** Stored records **
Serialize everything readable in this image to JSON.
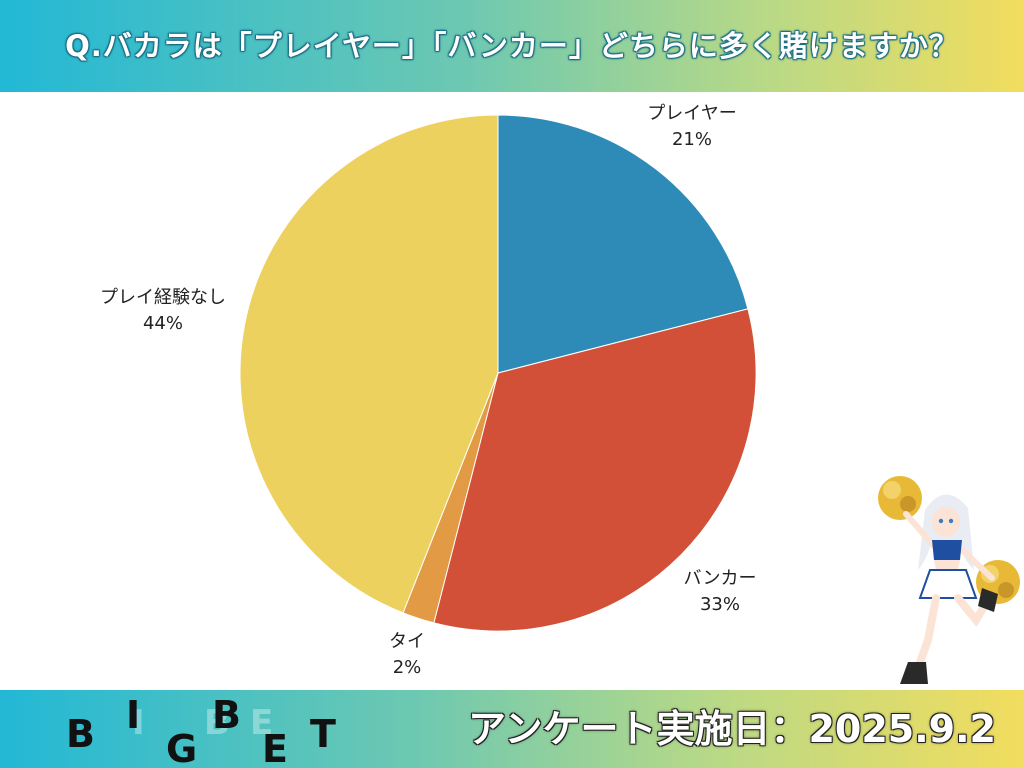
{
  "header": {
    "title": "Q.バカラは「プレイヤー」「バンカー」どちらに多く賭けますか？"
  },
  "chart_data": {
    "type": "pie",
    "title": "Q.バカラは「プレイヤー」「バンカー」どちらに多く賭けますか？",
    "slices": [
      {
        "label": "プレイヤー",
        "value": 21,
        "pct_label": "21%",
        "color": "#2e8bb8"
      },
      {
        "label": "バンカー",
        "value": 33,
        "pct_label": "33%",
        "color": "#d35038"
      },
      {
        "label": "タイ",
        "value": 2,
        "pct_label": "2%",
        "color": "#e39a45"
      },
      {
        "label": "プレイ経験なし",
        "value": 44,
        "pct_label": "44%",
        "color": "#edd15f"
      }
    ],
    "start": "12 o'clock",
    "direction": "clockwise",
    "legend": "none"
  },
  "footer": {
    "logo_letters": [
      "B",
      "I",
      "G",
      "B",
      "E",
      "T"
    ],
    "date_text": "アンケート実施日：2025.9.2"
  },
  "mascot": {
    "icon": "cheerleader-mascot-icon"
  }
}
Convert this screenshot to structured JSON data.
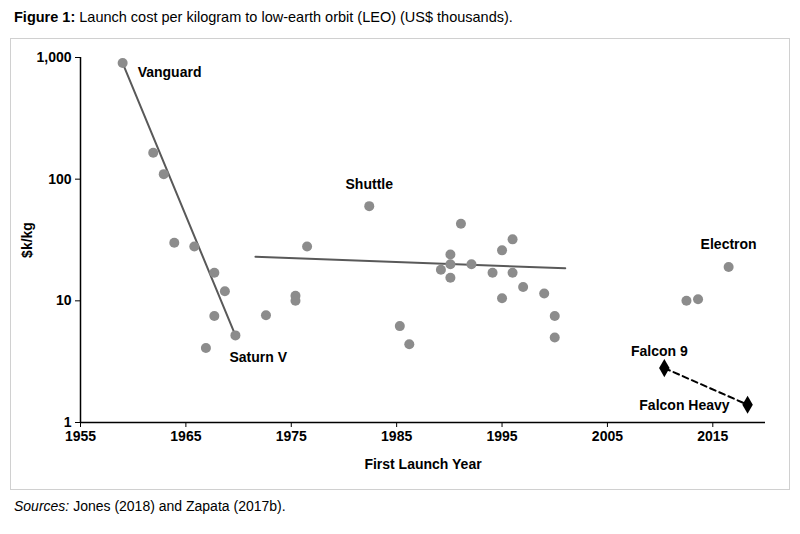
{
  "chart_data": {
    "type": "scatter",
    "title": "Figure 1:  Launch cost per kilogram to low-earth orbit (LEO) (US$ thousands).",
    "caption": "Sources: Jones (2018) and Zapata (2017b).",
    "x_label": "First Launch Year",
    "y_label": "$k/kg",
    "log": "y",
    "grid": false,
    "xlim": [
      1955,
      2020
    ],
    "xticks": [
      1955,
      1965,
      1975,
      1985,
      1995,
      2005,
      2015
    ],
    "ylim": [
      1,
      1000
    ],
    "yticks": [
      1,
      10,
      100,
      {
        "value": 1000,
        "label": "1,000"
      }
    ],
    "series": [
      {
        "type": "line",
        "color": "#595959",
        "line_style": "solid",
        "x": [
          1959,
          1969.7
        ],
        "values": [
          900,
          5.2
        ]
      },
      {
        "type": "line",
        "color": "#595959",
        "line_style": "solid",
        "x": [
          1971.6,
          2001
        ],
        "values": [
          23,
          18.5
        ]
      },
      {
        "type": "scatter",
        "color": "#8c8c8c",
        "marker": "circle",
        "x": [
          1959,
          1961.9,
          1962.9,
          1963.9,
          1965.8,
          1966.9,
          1967.7,
          1967.7,
          1968.7,
          1969.7,
          1972.6,
          1975.4,
          1975.4,
          1976.5,
          1982.4,
          1985.3,
          1986.2,
          1989.2,
          1990.1,
          1990.1,
          1990.1,
          1991.1,
          1992.1,
          1994.1,
          1995,
          1995,
          1996,
          1996,
          1997,
          1999,
          2000,
          2000,
          2012.5,
          2013.6,
          2016.5
        ],
        "values": [
          900,
          165,
          110,
          30,
          28,
          4.1,
          17,
          7.5,
          12,
          5.2,
          7.6,
          11,
          10,
          28,
          60,
          6.2,
          4.4,
          18,
          24,
          20,
          15.5,
          43,
          20,
          17,
          26,
          10.5,
          32,
          17,
          13,
          11.5,
          7.5,
          5,
          10,
          10.3,
          19
        ]
      },
      {
        "type": "line",
        "color": "#000000",
        "line_style": "dashed",
        "marker": "diamond",
        "x": [
          2010.4,
          2018.3
        ],
        "values": [
          2.8,
          1.4
        ]
      }
    ],
    "annotations": [
      {
        "text": "Vanguard",
        "x": 1959,
        "y": 900
      },
      {
        "text": "Shuttle",
        "x": 1982.4,
        "y": 60
      },
      {
        "text": "Saturn V",
        "x": 1969.7,
        "y": 5.2
      },
      {
        "text": "Electron",
        "x": 2016.5,
        "y": 19
      },
      {
        "text": "Falcon 9",
        "x": 2010.4,
        "y": 2.8
      },
      {
        "text": "Falcon Heavy",
        "x": 2018.3,
        "y": 1.4
      }
    ]
  }
}
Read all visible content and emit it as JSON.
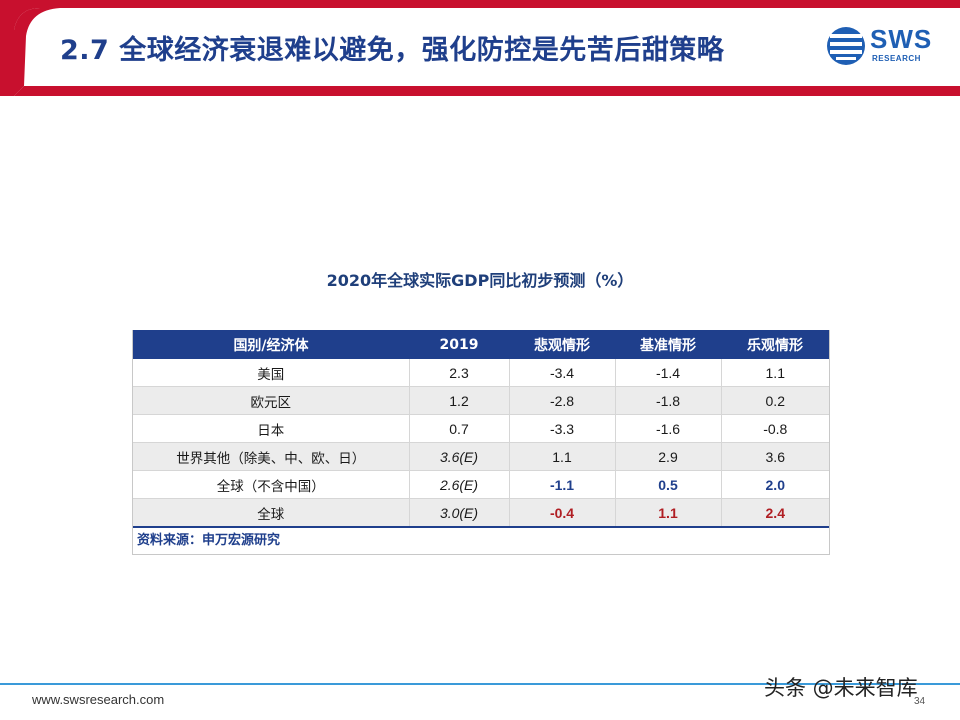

** Problem to work on **
Scan the material line by line and report each one that contains "プレイヤー".

** Answer to this exercise **
    "title": "Q.バカラは「プレイヤー」「バンカー」どちらに多く賭けますか？"
    "title": "Q.バカラは「プレイヤー」「バンカー」どちらに多く賭けますか？",
        "label": "プレイヤー",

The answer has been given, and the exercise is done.